• **Work to be completed**
Output all of the data below exactly as given.
>> Start Records for the exercise
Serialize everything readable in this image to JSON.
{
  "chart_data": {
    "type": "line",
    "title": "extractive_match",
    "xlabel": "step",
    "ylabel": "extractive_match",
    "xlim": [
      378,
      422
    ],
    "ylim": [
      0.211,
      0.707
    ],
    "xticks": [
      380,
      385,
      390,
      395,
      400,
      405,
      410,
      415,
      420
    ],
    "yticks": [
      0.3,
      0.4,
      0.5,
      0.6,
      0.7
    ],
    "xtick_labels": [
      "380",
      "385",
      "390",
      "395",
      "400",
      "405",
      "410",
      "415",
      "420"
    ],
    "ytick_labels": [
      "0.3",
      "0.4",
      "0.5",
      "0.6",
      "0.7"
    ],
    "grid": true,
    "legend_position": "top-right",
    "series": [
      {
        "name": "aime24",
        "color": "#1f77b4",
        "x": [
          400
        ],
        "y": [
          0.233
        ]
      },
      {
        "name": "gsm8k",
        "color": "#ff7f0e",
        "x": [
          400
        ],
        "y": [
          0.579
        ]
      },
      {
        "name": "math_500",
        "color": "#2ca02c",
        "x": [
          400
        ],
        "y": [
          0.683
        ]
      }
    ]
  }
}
>> End Records for the exercise
• **Exercise answer**
Serialize everything readable in this image to JSON.
{
  "chart_data": {
    "type": "line",
    "title": "extractive_match",
    "xlabel": "step",
    "ylabel": "extractive_match",
    "xlim": [
      378,
      422
    ],
    "ylim": [
      0.211,
      0.707
    ],
    "xticks": [
      380,
      385,
      390,
      395,
      400,
      405,
      410,
      415,
      420
    ],
    "yticks": [
      0.3,
      0.4,
      0.5,
      0.6,
      0.7
    ],
    "xtick_labels": [
      "380",
      "385",
      "390",
      "395",
      "400",
      "405",
      "410",
      "415",
      "420"
    ],
    "ytick_labels": [
      "0.3",
      "0.4",
      "0.5",
      "0.6",
      "0.7"
    ],
    "grid": true,
    "legend_position": "top-right",
    "series": [
      {
        "name": "aime24",
        "color": "#1f77b4",
        "x": [
          400
        ],
        "y": [
          0.233
        ]
      },
      {
        "name": "gsm8k",
        "color": "#ff7f0e",
        "x": [
          400
        ],
        "y": [
          0.579
        ]
      },
      {
        "name": "math_500",
        "color": "#2ca02c",
        "x": [
          400
        ],
        "y": [
          0.683
        ]
      }
    ]
  }
}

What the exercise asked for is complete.